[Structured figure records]
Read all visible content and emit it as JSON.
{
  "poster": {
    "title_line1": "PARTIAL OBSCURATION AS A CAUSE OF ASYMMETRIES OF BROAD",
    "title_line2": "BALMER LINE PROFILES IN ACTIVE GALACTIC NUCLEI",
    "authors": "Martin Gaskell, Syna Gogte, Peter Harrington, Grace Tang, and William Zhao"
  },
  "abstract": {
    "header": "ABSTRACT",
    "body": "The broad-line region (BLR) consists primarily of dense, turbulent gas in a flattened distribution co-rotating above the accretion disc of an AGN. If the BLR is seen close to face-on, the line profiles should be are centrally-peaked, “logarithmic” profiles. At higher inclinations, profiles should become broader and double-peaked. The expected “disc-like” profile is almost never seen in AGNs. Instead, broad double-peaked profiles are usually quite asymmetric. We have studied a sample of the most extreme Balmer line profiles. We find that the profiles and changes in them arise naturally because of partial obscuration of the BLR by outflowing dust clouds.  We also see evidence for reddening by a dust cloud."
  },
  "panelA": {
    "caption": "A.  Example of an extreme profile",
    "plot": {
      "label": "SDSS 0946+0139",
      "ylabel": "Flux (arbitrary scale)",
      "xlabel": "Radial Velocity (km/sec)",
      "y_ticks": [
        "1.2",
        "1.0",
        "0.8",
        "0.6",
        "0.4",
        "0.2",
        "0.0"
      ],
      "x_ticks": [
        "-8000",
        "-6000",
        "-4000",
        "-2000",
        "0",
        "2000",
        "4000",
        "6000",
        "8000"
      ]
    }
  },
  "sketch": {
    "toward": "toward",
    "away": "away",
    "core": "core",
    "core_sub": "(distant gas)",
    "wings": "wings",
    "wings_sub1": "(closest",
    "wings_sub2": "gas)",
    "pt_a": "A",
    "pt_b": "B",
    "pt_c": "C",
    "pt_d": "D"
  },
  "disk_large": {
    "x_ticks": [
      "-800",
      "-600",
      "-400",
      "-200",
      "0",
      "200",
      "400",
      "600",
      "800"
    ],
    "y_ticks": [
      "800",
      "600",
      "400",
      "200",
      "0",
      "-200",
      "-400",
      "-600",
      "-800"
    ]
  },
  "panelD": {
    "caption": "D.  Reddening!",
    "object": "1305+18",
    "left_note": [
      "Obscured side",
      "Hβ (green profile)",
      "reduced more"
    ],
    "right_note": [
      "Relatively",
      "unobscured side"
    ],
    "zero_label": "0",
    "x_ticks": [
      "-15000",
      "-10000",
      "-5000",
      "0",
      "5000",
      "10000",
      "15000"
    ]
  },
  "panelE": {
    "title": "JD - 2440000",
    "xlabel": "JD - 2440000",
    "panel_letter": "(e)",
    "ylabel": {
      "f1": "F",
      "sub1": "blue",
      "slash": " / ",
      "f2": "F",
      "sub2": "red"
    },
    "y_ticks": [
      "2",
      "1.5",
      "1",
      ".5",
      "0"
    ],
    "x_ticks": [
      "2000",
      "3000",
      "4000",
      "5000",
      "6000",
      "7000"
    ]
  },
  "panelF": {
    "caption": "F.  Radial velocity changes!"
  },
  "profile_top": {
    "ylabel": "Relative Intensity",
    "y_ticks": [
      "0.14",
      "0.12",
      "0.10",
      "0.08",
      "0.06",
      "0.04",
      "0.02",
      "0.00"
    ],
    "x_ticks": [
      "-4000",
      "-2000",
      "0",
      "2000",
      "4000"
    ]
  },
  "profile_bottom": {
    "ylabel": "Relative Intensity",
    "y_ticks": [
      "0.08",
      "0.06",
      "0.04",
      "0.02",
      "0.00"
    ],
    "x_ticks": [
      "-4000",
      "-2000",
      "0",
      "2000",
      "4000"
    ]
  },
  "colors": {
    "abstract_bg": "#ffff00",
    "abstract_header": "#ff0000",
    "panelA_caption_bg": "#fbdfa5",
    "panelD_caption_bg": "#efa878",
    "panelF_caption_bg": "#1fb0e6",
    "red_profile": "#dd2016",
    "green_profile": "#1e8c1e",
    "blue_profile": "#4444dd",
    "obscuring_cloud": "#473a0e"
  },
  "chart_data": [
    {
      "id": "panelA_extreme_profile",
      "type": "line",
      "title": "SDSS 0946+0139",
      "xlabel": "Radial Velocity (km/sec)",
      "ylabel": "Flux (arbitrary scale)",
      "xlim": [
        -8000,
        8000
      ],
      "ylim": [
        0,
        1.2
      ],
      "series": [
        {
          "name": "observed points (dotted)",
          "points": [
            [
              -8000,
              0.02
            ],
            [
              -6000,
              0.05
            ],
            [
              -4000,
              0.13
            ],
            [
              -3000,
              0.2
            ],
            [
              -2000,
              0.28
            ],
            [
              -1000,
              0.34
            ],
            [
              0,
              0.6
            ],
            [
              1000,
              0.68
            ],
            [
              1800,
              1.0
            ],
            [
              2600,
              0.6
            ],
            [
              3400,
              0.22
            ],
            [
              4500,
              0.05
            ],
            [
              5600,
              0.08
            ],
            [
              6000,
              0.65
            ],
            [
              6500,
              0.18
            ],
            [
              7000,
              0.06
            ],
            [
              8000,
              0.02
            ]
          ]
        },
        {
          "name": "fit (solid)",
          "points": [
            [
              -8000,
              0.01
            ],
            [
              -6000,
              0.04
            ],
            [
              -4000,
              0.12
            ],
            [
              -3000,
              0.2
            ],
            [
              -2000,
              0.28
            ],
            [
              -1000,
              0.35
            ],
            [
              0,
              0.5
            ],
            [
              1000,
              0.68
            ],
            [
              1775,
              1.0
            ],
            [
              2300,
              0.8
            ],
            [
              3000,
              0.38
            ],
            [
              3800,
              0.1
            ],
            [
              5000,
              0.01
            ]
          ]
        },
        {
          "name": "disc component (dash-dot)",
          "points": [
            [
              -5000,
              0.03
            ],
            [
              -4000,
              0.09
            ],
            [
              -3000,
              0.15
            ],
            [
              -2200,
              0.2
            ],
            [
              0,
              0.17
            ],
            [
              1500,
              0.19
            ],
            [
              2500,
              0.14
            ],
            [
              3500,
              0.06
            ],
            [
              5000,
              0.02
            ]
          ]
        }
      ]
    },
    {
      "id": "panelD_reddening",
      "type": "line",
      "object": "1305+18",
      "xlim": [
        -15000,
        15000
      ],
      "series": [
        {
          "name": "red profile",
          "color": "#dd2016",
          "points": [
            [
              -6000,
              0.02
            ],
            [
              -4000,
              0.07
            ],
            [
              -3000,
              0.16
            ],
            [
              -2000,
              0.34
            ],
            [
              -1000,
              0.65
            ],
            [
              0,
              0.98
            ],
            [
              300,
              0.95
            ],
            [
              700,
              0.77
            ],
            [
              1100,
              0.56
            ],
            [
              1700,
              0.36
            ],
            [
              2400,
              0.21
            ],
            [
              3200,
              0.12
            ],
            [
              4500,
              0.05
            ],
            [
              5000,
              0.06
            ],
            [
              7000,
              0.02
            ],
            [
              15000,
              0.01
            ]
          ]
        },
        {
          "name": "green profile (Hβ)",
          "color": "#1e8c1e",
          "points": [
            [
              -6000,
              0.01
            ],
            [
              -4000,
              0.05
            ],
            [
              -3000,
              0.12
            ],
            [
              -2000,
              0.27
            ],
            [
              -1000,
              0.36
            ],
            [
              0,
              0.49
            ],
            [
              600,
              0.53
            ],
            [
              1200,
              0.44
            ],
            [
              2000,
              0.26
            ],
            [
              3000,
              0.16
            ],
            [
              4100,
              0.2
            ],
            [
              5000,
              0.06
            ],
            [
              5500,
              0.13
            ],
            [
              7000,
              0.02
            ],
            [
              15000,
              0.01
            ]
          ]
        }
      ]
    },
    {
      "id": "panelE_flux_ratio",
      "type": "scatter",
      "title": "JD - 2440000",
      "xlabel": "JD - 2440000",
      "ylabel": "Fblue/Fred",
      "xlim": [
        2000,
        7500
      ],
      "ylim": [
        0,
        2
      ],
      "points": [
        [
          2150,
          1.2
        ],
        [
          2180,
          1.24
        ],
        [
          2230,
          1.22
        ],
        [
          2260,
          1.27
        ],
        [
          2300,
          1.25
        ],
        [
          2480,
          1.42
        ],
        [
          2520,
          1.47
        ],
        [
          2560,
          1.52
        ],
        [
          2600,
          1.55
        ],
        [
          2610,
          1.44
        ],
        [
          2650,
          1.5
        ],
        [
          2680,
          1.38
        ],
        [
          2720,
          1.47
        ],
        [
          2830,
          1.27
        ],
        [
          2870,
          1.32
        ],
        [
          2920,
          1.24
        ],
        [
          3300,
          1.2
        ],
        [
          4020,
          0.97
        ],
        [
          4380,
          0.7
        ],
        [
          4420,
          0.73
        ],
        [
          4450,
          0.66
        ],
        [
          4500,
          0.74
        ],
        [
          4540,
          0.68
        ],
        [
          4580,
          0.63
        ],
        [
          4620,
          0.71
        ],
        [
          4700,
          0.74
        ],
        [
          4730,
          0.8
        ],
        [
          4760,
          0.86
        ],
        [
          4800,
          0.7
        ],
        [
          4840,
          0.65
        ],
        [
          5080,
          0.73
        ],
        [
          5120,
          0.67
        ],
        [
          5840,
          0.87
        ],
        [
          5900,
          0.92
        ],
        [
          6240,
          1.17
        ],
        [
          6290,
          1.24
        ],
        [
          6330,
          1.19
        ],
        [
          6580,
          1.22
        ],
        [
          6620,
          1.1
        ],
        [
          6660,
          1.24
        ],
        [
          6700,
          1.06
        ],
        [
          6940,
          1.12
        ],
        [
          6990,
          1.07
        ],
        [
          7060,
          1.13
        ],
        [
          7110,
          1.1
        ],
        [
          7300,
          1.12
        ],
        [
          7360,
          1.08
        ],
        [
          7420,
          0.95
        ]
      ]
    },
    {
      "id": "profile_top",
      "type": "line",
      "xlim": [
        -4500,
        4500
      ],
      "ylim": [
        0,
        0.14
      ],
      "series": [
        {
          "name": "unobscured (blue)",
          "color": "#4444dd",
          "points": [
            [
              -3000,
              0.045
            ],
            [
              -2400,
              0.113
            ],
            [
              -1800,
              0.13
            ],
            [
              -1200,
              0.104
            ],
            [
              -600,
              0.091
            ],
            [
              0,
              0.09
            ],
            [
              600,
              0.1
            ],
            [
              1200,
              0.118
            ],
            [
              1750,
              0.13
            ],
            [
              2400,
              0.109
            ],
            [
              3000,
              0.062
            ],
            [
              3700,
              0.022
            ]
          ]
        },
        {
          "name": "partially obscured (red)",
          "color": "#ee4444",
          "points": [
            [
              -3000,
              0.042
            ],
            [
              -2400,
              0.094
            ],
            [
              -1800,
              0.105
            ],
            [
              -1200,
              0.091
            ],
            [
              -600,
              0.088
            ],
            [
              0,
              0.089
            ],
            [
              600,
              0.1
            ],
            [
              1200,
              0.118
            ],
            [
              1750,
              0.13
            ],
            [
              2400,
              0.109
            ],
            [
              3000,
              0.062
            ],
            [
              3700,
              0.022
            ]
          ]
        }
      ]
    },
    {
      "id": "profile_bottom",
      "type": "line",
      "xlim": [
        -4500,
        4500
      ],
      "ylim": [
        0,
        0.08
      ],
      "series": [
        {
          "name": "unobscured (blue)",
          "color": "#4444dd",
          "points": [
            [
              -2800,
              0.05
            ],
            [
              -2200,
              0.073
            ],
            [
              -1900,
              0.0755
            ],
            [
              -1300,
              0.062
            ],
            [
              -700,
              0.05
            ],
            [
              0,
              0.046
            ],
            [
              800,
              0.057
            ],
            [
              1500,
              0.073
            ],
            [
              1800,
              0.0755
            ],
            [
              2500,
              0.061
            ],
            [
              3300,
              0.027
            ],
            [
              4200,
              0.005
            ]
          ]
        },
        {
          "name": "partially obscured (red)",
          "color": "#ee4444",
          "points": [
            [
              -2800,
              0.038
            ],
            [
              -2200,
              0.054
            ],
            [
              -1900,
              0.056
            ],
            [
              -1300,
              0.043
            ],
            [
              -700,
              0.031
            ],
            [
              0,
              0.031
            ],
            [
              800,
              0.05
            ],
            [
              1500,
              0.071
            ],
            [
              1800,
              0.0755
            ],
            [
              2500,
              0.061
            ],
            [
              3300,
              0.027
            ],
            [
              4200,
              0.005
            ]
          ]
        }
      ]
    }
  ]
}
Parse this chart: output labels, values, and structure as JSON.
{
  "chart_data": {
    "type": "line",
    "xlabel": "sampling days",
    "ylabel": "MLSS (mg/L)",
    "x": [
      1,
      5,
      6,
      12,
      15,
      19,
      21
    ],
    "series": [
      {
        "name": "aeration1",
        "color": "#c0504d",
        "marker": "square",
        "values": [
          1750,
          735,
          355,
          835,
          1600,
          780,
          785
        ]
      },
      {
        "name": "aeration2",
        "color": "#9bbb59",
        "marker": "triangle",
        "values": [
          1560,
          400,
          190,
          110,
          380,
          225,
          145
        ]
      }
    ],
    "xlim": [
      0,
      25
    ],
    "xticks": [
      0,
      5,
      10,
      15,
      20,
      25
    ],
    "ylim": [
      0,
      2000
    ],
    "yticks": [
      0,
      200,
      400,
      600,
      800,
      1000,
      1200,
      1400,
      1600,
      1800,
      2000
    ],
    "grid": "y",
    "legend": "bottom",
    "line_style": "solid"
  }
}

| What is being asked |
Gather each line from the entries above that includes the word "SDSS".

| Answer to the exercise |
      "label": "SDSS 0946+0139",
      "title": "SDSS 0946+0139",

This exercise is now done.